Every line that holds the string "JSON" is to be identified and copied.

* _EXTRACTED RECORDS_:
★ ★ ★ ★ ★

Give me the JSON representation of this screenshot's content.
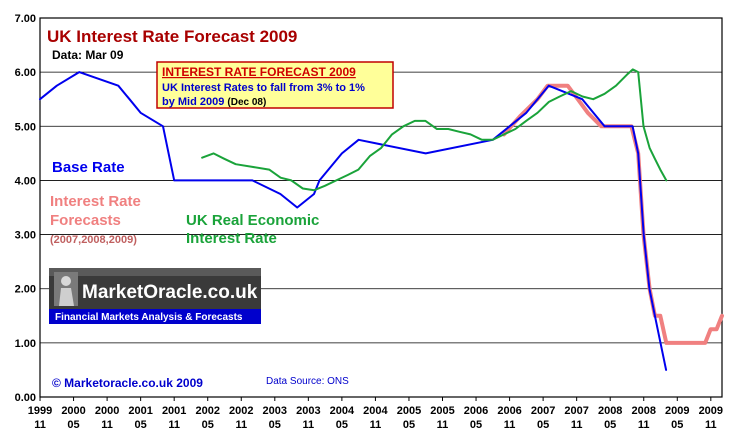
{
  "colors": {
    "title": "#a80000",
    "base_rate": "#0000ee",
    "forecast": "#f08080",
    "real_rate": "#1aa33a",
    "forecast_box_border": "#c00000",
    "forecast_box_bg": "#ffff99",
    "forecast_box_title": "#d00000",
    "forecast_box_text": "#0000cc",
    "brand_bar": "#0000cc"
  },
  "chart_data": {
    "type": "line",
    "title": "UK Interest Rate Forecast 2009",
    "subtitle": "Data: Mar 09",
    "ylim": [
      0,
      7
    ],
    "y_ticks": [
      "0.00",
      "1.00",
      "2.00",
      "3.00",
      "4.00",
      "5.00",
      "6.00",
      "7.00"
    ],
    "grid": "horizontal",
    "x_range": [
      1999.833,
      2010.0
    ],
    "x_ticks_years": [
      "1999",
      "2000",
      "2000",
      "2001",
      "2001",
      "2002",
      "2002",
      "2003",
      "2003",
      "2004",
      "2004",
      "2005",
      "2005",
      "2006",
      "2006",
      "2007",
      "2007",
      "2008",
      "2008",
      "2009",
      "2009"
    ],
    "x_ticks_months": [
      "11",
      "05",
      "11",
      "05",
      "11",
      "05",
      "11",
      "05",
      "11",
      "05",
      "11",
      "05",
      "11",
      "05",
      "11",
      "05",
      "11",
      "05",
      "11",
      "05",
      "11"
    ],
    "series": [
      {
        "name": "Base Rate",
        "label": "Base Rate",
        "x": [
          1999.833,
          2000.083,
          2000.417,
          2001.0,
          2001.167,
          2001.333,
          2001.667,
          2001.75,
          2001.833,
          2003.0,
          2003.417,
          2003.667,
          2003.917,
          2004.0,
          2004.167,
          2004.333,
          2004.583,
          2005.583,
          2006.583,
          2006.833,
          2007.083,
          2007.417,
          2007.917,
          2008.083,
          2008.25,
          2008.333,
          2008.417,
          2008.667,
          2008.75,
          2008.833,
          2008.917,
          2009.0,
          2009.083,
          2009.167
        ],
        "y": [
          5.5,
          5.75,
          6.0,
          5.75,
          5.5,
          5.25,
          5.0,
          4.5,
          4.0,
          4.0,
          3.75,
          3.5,
          3.75,
          4.0,
          4.25,
          4.5,
          4.75,
          4.5,
          4.75,
          5.0,
          5.25,
          5.75,
          5.5,
          5.25,
          5.0,
          5.0,
          5.0,
          5.0,
          4.5,
          3.0,
          2.0,
          1.5,
          1.0,
          0.5
        ]
      },
      {
        "name": "Interest Rate Forecasts",
        "label": "Interest Rate Forecasts",
        "label_note": "(2007,2008,2009)",
        "x": [
          2006.75,
          2007.0,
          2007.25,
          2007.4,
          2007.55,
          2007.7,
          2007.85,
          2008.0,
          2008.2,
          2008.35,
          2008.55,
          2008.65,
          2008.75,
          2008.83,
          2008.92,
          2009.0,
          2009.08,
          2009.17,
          2009.25,
          2009.5,
          2009.75,
          2009.83,
          2009.92,
          2010.0
        ],
        "y": [
          4.85,
          5.2,
          5.5,
          5.75,
          5.75,
          5.75,
          5.5,
          5.25,
          5.0,
          5.0,
          5.0,
          5.0,
          4.5,
          3.0,
          2.0,
          1.5,
          1.5,
          1.0,
          1.0,
          1.0,
          1.0,
          1.25,
          1.25,
          1.5
        ]
      },
      {
        "name": "UK Real Economic Interest Rate",
        "label": "UK Real Economic Interest Rate",
        "x": [
          2002.25,
          2002.42,
          2002.58,
          2002.75,
          2003.0,
          2003.25,
          2003.42,
          2003.58,
          2003.75,
          2003.92,
          2004.08,
          2004.25,
          2004.42,
          2004.58,
          2004.75,
          2004.92,
          2005.08,
          2005.25,
          2005.42,
          2005.58,
          2005.75,
          2005.92,
          2006.08,
          2006.25,
          2006.42,
          2006.58,
          2006.75,
          2006.92,
          2007.08,
          2007.25,
          2007.42,
          2007.58,
          2007.75,
          2007.92,
          2008.08,
          2008.25,
          2008.42,
          2008.58,
          2008.67,
          2008.75,
          2008.83,
          2008.92,
          2009.0,
          2009.08,
          2009.17
        ],
        "y": [
          4.42,
          4.5,
          4.4,
          4.3,
          4.25,
          4.2,
          4.05,
          4.0,
          3.85,
          3.82,
          3.9,
          4.0,
          4.1,
          4.2,
          4.45,
          4.6,
          4.85,
          5.0,
          5.1,
          5.1,
          4.95,
          4.95,
          4.9,
          4.85,
          4.75,
          4.75,
          4.85,
          4.95,
          5.1,
          5.25,
          5.45,
          5.55,
          5.65,
          5.55,
          5.5,
          5.6,
          5.75,
          5.95,
          6.05,
          6.0,
          5.0,
          4.6,
          4.4,
          4.2,
          4.0
        ]
      }
    ]
  },
  "forecast_box": {
    "title": "INTEREST RATE FORECAST 2009",
    "line1": "UK Interest Rates to fall from 3% to 1%",
    "line2": "by Mid 2009",
    "line2_suffix": "(Dec 08)"
  },
  "brand": {
    "name": "MarketOracle.co.uk",
    "tagline": "Financial Markets Analysis & Forecasts"
  },
  "footer": {
    "copyright": "© Marketoracle.co.uk 2009",
    "source": "Data Source: ONS"
  }
}
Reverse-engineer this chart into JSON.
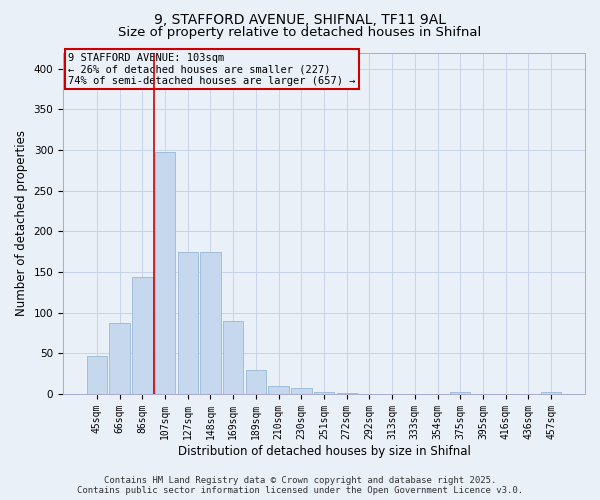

★ ★ ★ ★ ★

* _TASK SOLUTION_:
Give me the JSON representation of this screenshot's content.
Reverse-engineer this chart into JSON.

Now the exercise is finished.